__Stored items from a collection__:
----------

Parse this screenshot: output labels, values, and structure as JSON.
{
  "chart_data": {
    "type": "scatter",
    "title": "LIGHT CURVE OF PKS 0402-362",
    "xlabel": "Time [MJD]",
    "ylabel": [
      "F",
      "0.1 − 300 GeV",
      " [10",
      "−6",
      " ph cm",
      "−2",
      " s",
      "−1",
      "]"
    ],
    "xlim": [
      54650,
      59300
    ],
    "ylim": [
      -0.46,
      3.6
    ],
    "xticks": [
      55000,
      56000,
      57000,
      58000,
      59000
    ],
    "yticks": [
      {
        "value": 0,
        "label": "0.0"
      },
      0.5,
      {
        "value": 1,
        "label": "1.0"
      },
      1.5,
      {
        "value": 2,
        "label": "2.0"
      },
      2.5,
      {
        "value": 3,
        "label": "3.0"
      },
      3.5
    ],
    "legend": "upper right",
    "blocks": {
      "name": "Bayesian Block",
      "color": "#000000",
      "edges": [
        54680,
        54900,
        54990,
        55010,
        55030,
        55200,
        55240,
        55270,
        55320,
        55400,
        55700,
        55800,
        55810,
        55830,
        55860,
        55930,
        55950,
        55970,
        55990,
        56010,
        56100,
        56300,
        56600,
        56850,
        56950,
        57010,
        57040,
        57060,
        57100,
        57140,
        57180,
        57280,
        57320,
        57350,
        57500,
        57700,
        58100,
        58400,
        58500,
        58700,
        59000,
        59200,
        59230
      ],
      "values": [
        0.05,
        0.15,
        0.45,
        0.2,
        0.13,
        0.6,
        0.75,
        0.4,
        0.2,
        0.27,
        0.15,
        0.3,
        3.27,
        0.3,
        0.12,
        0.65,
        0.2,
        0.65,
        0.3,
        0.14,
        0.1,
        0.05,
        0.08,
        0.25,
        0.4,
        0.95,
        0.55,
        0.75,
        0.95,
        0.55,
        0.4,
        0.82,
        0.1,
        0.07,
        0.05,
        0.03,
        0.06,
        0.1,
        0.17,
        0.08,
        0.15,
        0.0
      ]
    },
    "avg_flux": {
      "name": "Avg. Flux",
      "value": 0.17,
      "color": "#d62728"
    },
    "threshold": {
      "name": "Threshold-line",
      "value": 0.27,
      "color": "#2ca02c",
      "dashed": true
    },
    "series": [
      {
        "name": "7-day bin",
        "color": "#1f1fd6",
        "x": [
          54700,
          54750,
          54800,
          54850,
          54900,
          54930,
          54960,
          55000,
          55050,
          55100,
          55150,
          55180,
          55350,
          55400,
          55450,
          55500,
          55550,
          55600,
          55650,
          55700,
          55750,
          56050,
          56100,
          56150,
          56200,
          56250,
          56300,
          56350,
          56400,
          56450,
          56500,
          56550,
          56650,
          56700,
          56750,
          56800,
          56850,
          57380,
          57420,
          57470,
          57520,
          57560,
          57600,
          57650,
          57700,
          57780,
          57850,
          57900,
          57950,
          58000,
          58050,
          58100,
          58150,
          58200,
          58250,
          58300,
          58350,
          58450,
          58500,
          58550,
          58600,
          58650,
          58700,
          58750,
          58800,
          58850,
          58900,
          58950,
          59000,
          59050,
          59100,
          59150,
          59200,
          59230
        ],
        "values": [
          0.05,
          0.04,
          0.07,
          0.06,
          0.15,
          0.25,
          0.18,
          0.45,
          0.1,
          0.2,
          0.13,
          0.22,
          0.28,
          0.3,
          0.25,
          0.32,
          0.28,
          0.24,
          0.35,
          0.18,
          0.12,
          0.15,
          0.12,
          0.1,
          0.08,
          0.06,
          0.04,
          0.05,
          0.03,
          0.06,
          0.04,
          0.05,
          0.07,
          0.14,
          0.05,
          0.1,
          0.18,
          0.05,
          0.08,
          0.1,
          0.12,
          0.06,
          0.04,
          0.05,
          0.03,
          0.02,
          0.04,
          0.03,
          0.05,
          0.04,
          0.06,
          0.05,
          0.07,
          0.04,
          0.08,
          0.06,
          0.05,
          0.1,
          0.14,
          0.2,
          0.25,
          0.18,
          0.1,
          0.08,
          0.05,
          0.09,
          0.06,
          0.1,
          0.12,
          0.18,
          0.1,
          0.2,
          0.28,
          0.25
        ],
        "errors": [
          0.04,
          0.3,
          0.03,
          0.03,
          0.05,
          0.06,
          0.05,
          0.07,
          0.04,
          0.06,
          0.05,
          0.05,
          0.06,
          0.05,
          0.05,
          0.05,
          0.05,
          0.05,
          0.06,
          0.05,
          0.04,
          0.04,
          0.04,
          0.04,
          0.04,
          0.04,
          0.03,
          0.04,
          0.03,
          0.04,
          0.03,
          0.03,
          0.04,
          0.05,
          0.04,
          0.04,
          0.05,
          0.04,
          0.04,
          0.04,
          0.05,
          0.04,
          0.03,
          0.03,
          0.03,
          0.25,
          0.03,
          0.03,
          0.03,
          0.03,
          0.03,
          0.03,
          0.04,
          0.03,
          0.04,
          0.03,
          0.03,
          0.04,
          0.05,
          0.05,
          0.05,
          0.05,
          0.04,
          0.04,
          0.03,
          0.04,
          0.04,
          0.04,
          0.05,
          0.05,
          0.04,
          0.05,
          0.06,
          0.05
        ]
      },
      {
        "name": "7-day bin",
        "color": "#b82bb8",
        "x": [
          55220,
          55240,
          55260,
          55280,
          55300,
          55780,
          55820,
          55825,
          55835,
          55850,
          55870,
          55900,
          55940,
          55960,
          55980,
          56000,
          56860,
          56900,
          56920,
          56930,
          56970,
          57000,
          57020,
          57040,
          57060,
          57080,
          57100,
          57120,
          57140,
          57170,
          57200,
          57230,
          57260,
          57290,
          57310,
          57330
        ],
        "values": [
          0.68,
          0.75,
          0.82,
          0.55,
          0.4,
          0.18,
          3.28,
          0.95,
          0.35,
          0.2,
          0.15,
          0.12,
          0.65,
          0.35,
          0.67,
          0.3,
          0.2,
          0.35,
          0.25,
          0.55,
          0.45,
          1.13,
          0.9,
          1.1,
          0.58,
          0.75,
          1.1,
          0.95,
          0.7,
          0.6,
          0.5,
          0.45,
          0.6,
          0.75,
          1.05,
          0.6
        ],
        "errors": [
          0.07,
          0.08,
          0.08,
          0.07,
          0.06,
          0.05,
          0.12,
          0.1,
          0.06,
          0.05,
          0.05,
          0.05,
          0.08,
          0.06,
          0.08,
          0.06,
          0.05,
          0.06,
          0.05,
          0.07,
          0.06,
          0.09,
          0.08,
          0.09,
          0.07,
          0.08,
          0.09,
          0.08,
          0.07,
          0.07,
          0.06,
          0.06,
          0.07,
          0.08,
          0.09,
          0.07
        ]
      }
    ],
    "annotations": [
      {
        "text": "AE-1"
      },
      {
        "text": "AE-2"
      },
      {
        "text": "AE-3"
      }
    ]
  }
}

----------

__What to do__:
Copy the entries above exactly, leaving none out.

__Result of the task__:
Parse this screenshot: output labels, values, and structure as JSON.
{
  "chart_data": {
    "type": "scatter",
    "title": "LIGHT CURVE OF PKS 0402-362",
    "xlabel": "Time [MJD]",
    "ylabel": [
      "F",
      "0.1 − 300 GeV",
      " [10",
      "−6",
      " ph cm",
      "−2",
      " s",
      "−1",
      "]"
    ],
    "xlim": [
      54650,
      59300
    ],
    "ylim": [
      -0.46,
      3.6
    ],
    "xticks": [
      55000,
      56000,
      57000,
      58000,
      59000
    ],
    "yticks": [
      {
        "value": 0,
        "label": "0.0"
      },
      0.5,
      {
        "value": 1,
        "label": "1.0"
      },
      1.5,
      {
        "value": 2,
        "label": "2.0"
      },
      2.5,
      {
        "value": 3,
        "label": "3.0"
      },
      3.5
    ],
    "legend": "upper right",
    "blocks": {
      "name": "Bayesian Block",
      "color": "#000000",
      "edges": [
        54680,
        54900,
        54990,
        55010,
        55030,
        55200,
        55240,
        55270,
        55320,
        55400,
        55700,
        55800,
        55810,
        55830,
        55860,
        55930,
        55950,
        55970,
        55990,
        56010,
        56100,
        56300,
        56600,
        56850,
        56950,
        57010,
        57040,
        57060,
        57100,
        57140,
        57180,
        57280,
        57320,
        57350,
        57500,
        57700,
        58100,
        58400,
        58500,
        58700,
        59000,
        59200,
        59230
      ],
      "values": [
        0.05,
        0.15,
        0.45,
        0.2,
        0.13,
        0.6,
        0.75,
        0.4,
        0.2,
        0.27,
        0.15,
        0.3,
        3.27,
        0.3,
        0.12,
        0.65,
        0.2,
        0.65,
        0.3,
        0.14,
        0.1,
        0.05,
        0.08,
        0.25,
        0.4,
        0.95,
        0.55,
        0.75,
        0.95,
        0.55,
        0.4,
        0.82,
        0.1,
        0.07,
        0.05,
        0.03,
        0.06,
        0.1,
        0.17,
        0.08,
        0.15,
        0.0
      ]
    },
    "avg_flux": {
      "name": "Avg. Flux",
      "value": 0.17,
      "color": "#d62728"
    },
    "threshold": {
      "name": "Threshold-line",
      "value": 0.27,
      "color": "#2ca02c",
      "dashed": true
    },
    "series": [
      {
        "name": "7-day bin",
        "color": "#1f1fd6",
        "x": [
          54700,
          54750,
          54800,
          54850,
          54900,
          54930,
          54960,
          55000,
          55050,
          55100,
          55150,
          55180,
          55350,
          55400,
          55450,
          55500,
          55550,
          55600,
          55650,
          55700,
          55750,
          56050,
          56100,
          56150,
          56200,
          56250,
          56300,
          56350,
          56400,
          56450,
          56500,
          56550,
          56650,
          56700,
          56750,
          56800,
          56850,
          57380,
          57420,
          57470,
          57520,
          57560,
          57600,
          57650,
          57700,
          57780,
          57850,
          57900,
          57950,
          58000,
          58050,
          58100,
          58150,
          58200,
          58250,
          58300,
          58350,
          58450,
          58500,
          58550,
          58600,
          58650,
          58700,
          58750,
          58800,
          58850,
          58900,
          58950,
          59000,
          59050,
          59100,
          59150,
          59200,
          59230
        ],
        "values": [
          0.05,
          0.04,
          0.07,
          0.06,
          0.15,
          0.25,
          0.18,
          0.45,
          0.1,
          0.2,
          0.13,
          0.22,
          0.28,
          0.3,
          0.25,
          0.32,
          0.28,
          0.24,
          0.35,
          0.18,
          0.12,
          0.15,
          0.12,
          0.1,
          0.08,
          0.06,
          0.04,
          0.05,
          0.03,
          0.06,
          0.04,
          0.05,
          0.07,
          0.14,
          0.05,
          0.1,
          0.18,
          0.05,
          0.08,
          0.1,
          0.12,
          0.06,
          0.04,
          0.05,
          0.03,
          0.02,
          0.04,
          0.03,
          0.05,
          0.04,
          0.06,
          0.05,
          0.07,
          0.04,
          0.08,
          0.06,
          0.05,
          0.1,
          0.14,
          0.2,
          0.25,
          0.18,
          0.1,
          0.08,
          0.05,
          0.09,
          0.06,
          0.1,
          0.12,
          0.18,
          0.1,
          0.2,
          0.28,
          0.25
        ],
        "errors": [
          0.04,
          0.3,
          0.03,
          0.03,
          0.05,
          0.06,
          0.05,
          0.07,
          0.04,
          0.06,
          0.05,
          0.05,
          0.06,
          0.05,
          0.05,
          0.05,
          0.05,
          0.05,
          0.06,
          0.05,
          0.04,
          0.04,
          0.04,
          0.04,
          0.04,
          0.04,
          0.03,
          0.04,
          0.03,
          0.04,
          0.03,
          0.03,
          0.04,
          0.05,
          0.04,
          0.04,
          0.05,
          0.04,
          0.04,
          0.04,
          0.05,
          0.04,
          0.03,
          0.03,
          0.03,
          0.25,
          0.03,
          0.03,
          0.03,
          0.03,
          0.03,
          0.03,
          0.04,
          0.03,
          0.04,
          0.03,
          0.03,
          0.04,
          0.05,
          0.05,
          0.05,
          0.05,
          0.04,
          0.04,
          0.03,
          0.04,
          0.04,
          0.04,
          0.05,
          0.05,
          0.04,
          0.05,
          0.06,
          0.05
        ]
      },
      {
        "name": "7-day bin",
        "color": "#b82bb8",
        "x": [
          55220,
          55240,
          55260,
          55280,
          55300,
          55780,
          55820,
          55825,
          55835,
          55850,
          55870,
          55900,
          55940,
          55960,
          55980,
          56000,
          56860,
          56900,
          56920,
          56930,
          56970,
          57000,
          57020,
          57040,
          57060,
          57080,
          57100,
          57120,
          57140,
          57170,
          57200,
          57230,
          57260,
          57290,
          57310,
          57330
        ],
        "values": [
          0.68,
          0.75,
          0.82,
          0.55,
          0.4,
          0.18,
          3.28,
          0.95,
          0.35,
          0.2,
          0.15,
          0.12,
          0.65,
          0.35,
          0.67,
          0.3,
          0.2,
          0.35,
          0.25,
          0.55,
          0.45,
          1.13,
          0.9,
          1.1,
          0.58,
          0.75,
          1.1,
          0.95,
          0.7,
          0.6,
          0.5,
          0.45,
          0.6,
          0.75,
          1.05,
          0.6
        ],
        "errors": [
          0.07,
          0.08,
          0.08,
          0.07,
          0.06,
          0.05,
          0.12,
          0.1,
          0.06,
          0.05,
          0.05,
          0.05,
          0.08,
          0.06,
          0.08,
          0.06,
          0.05,
          0.06,
          0.05,
          0.07,
          0.06,
          0.09,
          0.08,
          0.09,
          0.07,
          0.08,
          0.09,
          0.08,
          0.07,
          0.07,
          0.06,
          0.06,
          0.07,
          0.08,
          0.09,
          0.07
        ]
      }
    ],
    "annotations": [
      {
        "text": "AE-1"
      },
      {
        "text": "AE-2"
      },
      {
        "text": "AE-3"
      }
    ]
  }
}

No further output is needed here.